#### [AIM]
Extract each line from the entries below that has the string "acero" in it.

#### [ENTRIES SUPPLIED]

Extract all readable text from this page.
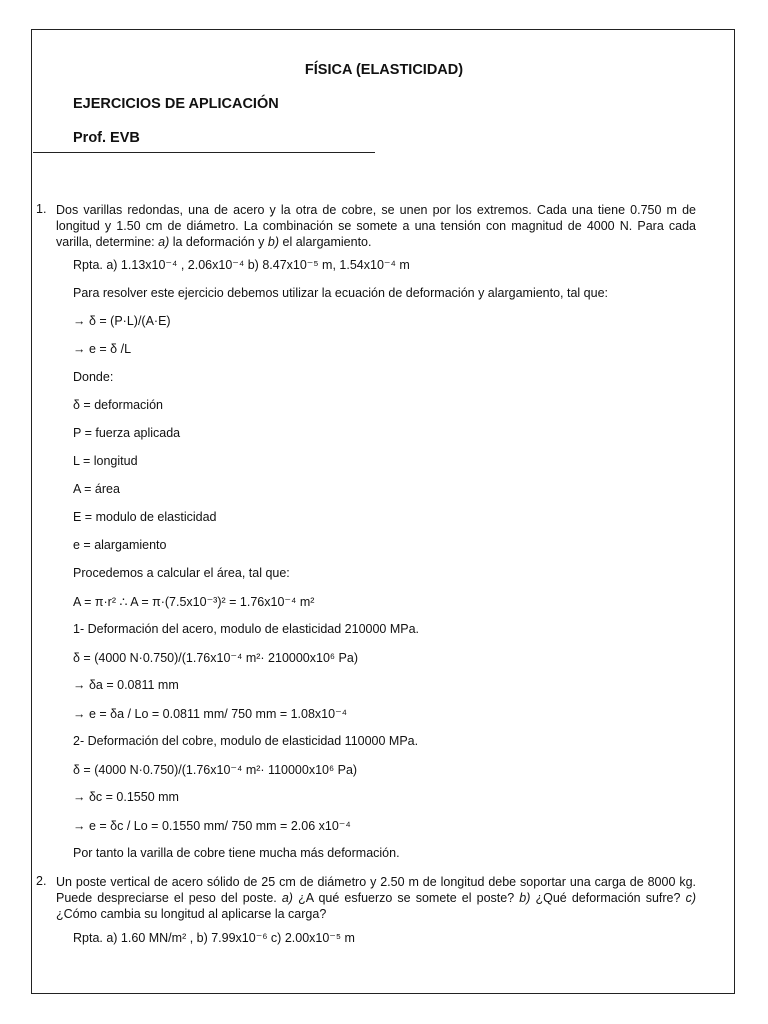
FÍSICA (ELASTICIDAD)
EJERCICIOS DE APLICACIÓN
Prof. EVB
1. Dos varillas redondas, una de acero y la otra de cobre, se unen por los extremos. Cada una tiene 0.750 m de longitud y 1.50 cm de diámetro. La combinación se somete a una tensión con magnitud de 4000 N. Para cada varilla, determine: a) la deformación y b) el alargamiento.
Rpta. a) 1.13x10⁻⁴ , 2.06x10⁻⁴ b) 8.47x10⁻⁵ m, 1.54x10⁻⁴ m
Para resolver este ejercicio debemos utilizar la ecuación de deformación y alargamiento, tal que:
→ δ = (P·L)/(A·E)
→ e = δ /L
Donde:
δ = deformación
P = fuerza aplicada
L = longitud
A = área
E = modulo de elasticidad
e = alargamiento
Procedemos a calcular el área, tal que:
A = π·r² ∴ A = π·(7.5x10⁻³)² = 1.76x10⁻⁴ m²
1- Deformación del acero, modulo de elasticidad 210000 MPa.
δ = (4000 N·0.750)/(1.76x10⁻⁴ m²· 210000x10⁶ Pa)
→ δa = 0.0811 mm
→ e = δa / Lo = 0.0811 mm/ 750 mm = 1.08x10⁻⁴
2- Deformación del cobre, modulo de elasticidad 110000 MPa.
δ = (4000 N·0.750)/(1.76x10⁻⁴ m²· 110000x10⁶ Pa)
→ δc = 0.1550 mm
→ e = δc / Lo = 0.1550 mm/ 750 mm = 2.06 x10⁻⁴
Por tanto la varilla de cobre tiene mucha más deformación.
2. Un poste vertical de acero sólido de 25 cm de diámetro y 2.50 m de longitud debe soportar una carga de 8000 kg. Puede despreciarse el peso del poste. a) ¿A qué esfuerzo se somete el poste? b) ¿Qué deformación sufre? c) ¿Cómo cambia su longitud al aplicarse la carga?
Rpta. a) 1.60 MN/m² , b) 7.99x10⁻⁶ c) 2.00x10⁻⁵ m
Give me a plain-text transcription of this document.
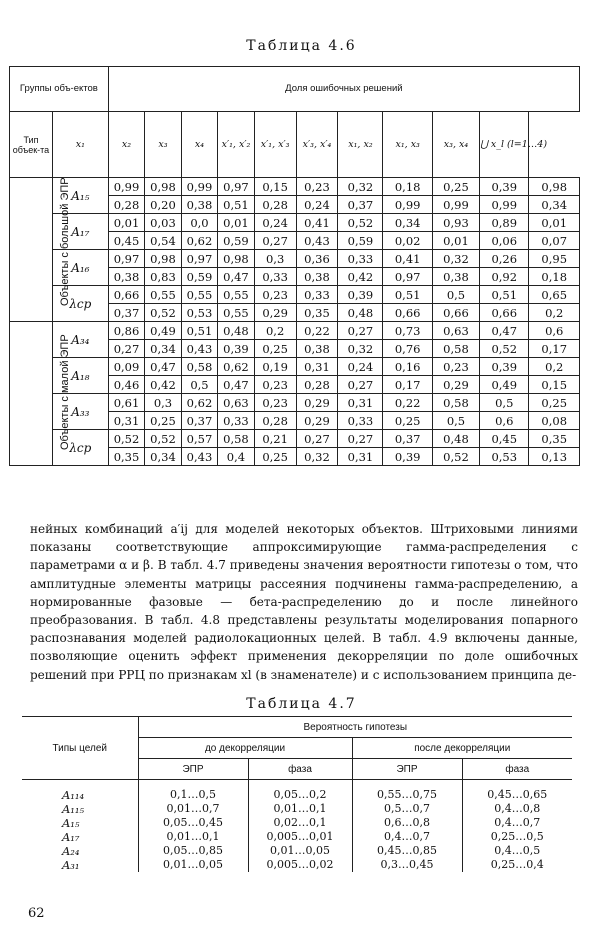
Таблица 4.6
Группы объ-ектов		Доля ошибочных решений										
Тип объек-та	x₁	x₂	x₃	x₄	x′₁, x′₂	x′₁, x′₃	x′₃, x′₄	x₁, x₂	x₁, x₃	x₃, x₄	⋃ x_l (l=1…4)	
Объекты с большой ЭПР	A₁₅	0,99	0,98	0,99	0,97	0,15	0,23	0,32	0,18	0,25	0,39	0,98
		0,28	0,20	0,38	0,51	0,28	0,24	0,37	0,99	0,99	0,99	0,34
	A₁₇	0,01	0,03	0,0	0,01	0,24	0,41	0,52	0,34	0,93	0,89	0,01
		0,45	0,54	0,62	0,59	0,27	0,43	0,59	0,02	0,01	0,06	0,07
	A₁₆	0,97	0,98	0,97	0,98	0,3	0,36	0,33	0,41	0,32	0,26	0,95
		0,38	0,83	0,59	0,47	0,33	0,38	0,42	0,97	0,38	0,92	0,18
	λcp	0,66	0,55	0,55	0,55	0,23	0,33	0,39	0,51	0,5	0,51	0,65
		0,37	0,52	0,53	0,55	0,29	0,35	0,48	0,66	0,66	0,66	0,2
Объекты с малой ЭПР	A₃₄	0,86	0,49	0,51	0,48	0,2	0,22	0,27	0,73	0,63	0,47	0,6
		0,27	0,34	0,43	0,39	0,25	0,38	0,32	0,76	0,58	0,52	0,17
	A₁₈	0,09	0,47	0,58	0,62	0,19	0,31	0,24	0,16	0,23	0,39	0,2
		0,46	0,42	0,5	0,47	0,23	0,28	0,27	0,17	0,29	0,49	0,15
	A₃₃	0,61	0,3	0,62	0,63	0,23	0,29	0,31	0,22	0,58	0,5	0,25
		0,31	0,25	0,37	0,33	0,28	0,29	0,33	0,25	0,5	0,6	0,08
	λcp	0,52	0,52	0,57	0,58	0,21	0,27	0,27	0,37	0,48	0,45	0,35
		0,35	0,34	0,43	0,4	0,25	0,32	0,31	0,39	0,52	0,53	0,13
нейных комбинаций a′ij для моделей некоторых объектов. Штриховыми линиями показаны соответствующие аппроксимирующие гамма-распределения с параметрами α и β. В табл. 4.7 приведены значения вероятности гипотезы о том, что амплитудные элементы матрицы рассеяния подчинены гамма-распределению, а нормированные фазовые — бета-распределению до и после линейного преобразования. В табл. 4.8 представлены результаты моделирования попарного распознавания моделей радиолокационных целей. В табл. 4.9 включены данные, позволяющие оценить эффект применения декорреляции по доле ошибочных решений при РРЦ по признакам xl (в знаменателе) и с использованием принципа де-
Таблица 4.7
Типы целей	Вероятность гипотезы			
	до декорреляции		после декорреляции	
	ЭПР	фаза	ЭПР	фаза
A₁₁₄	0,1…0,5	0,05…0,2	0,55…0,75	0,45…0,65
A₁₁₅	0,01…0,7	0,01…0,1	0,5…0,7	0,4…0,8
A₁₅	0,05…0,45	0,02…0,1	0,6…0,8	0,4…0,7
A₁₇	0,01…0,1	0,005…0,01	0,4…0,7	0,25…0,5
A₂₄	0,05…0,85	0,01…0,05	0,45…0,85	0,4…0,5
A₃₁	0,01…0,05	0,005…0,02	0,3…0,45	0,25…0,4
62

#### [TASK RESULT]
1. Dos varillas redondas, una de acero y la otra de cobre, se unen por los extremos. Cada una tiene 0.750 m de longitud y 1.50 cm de diámetro. La combinación se somete a una tensión con magnitud de 4000 N. Para cada varilla, determine: a) la deformación y b) el alargamiento.
1- Deformación del acero, modulo de elasticidad 210000 MPa.
2. Un poste vertical de acero sólido de 25 cm de diámetro y 2.50 m de longitud debe soportar una carga de 8000 kg. Puede despreciarse el peso del poste. a) ¿A qué esfuerzo se somete el poste? b) ¿Qué deformación sufre? c) ¿Cómo cambia su longitud al aplicarse la carga?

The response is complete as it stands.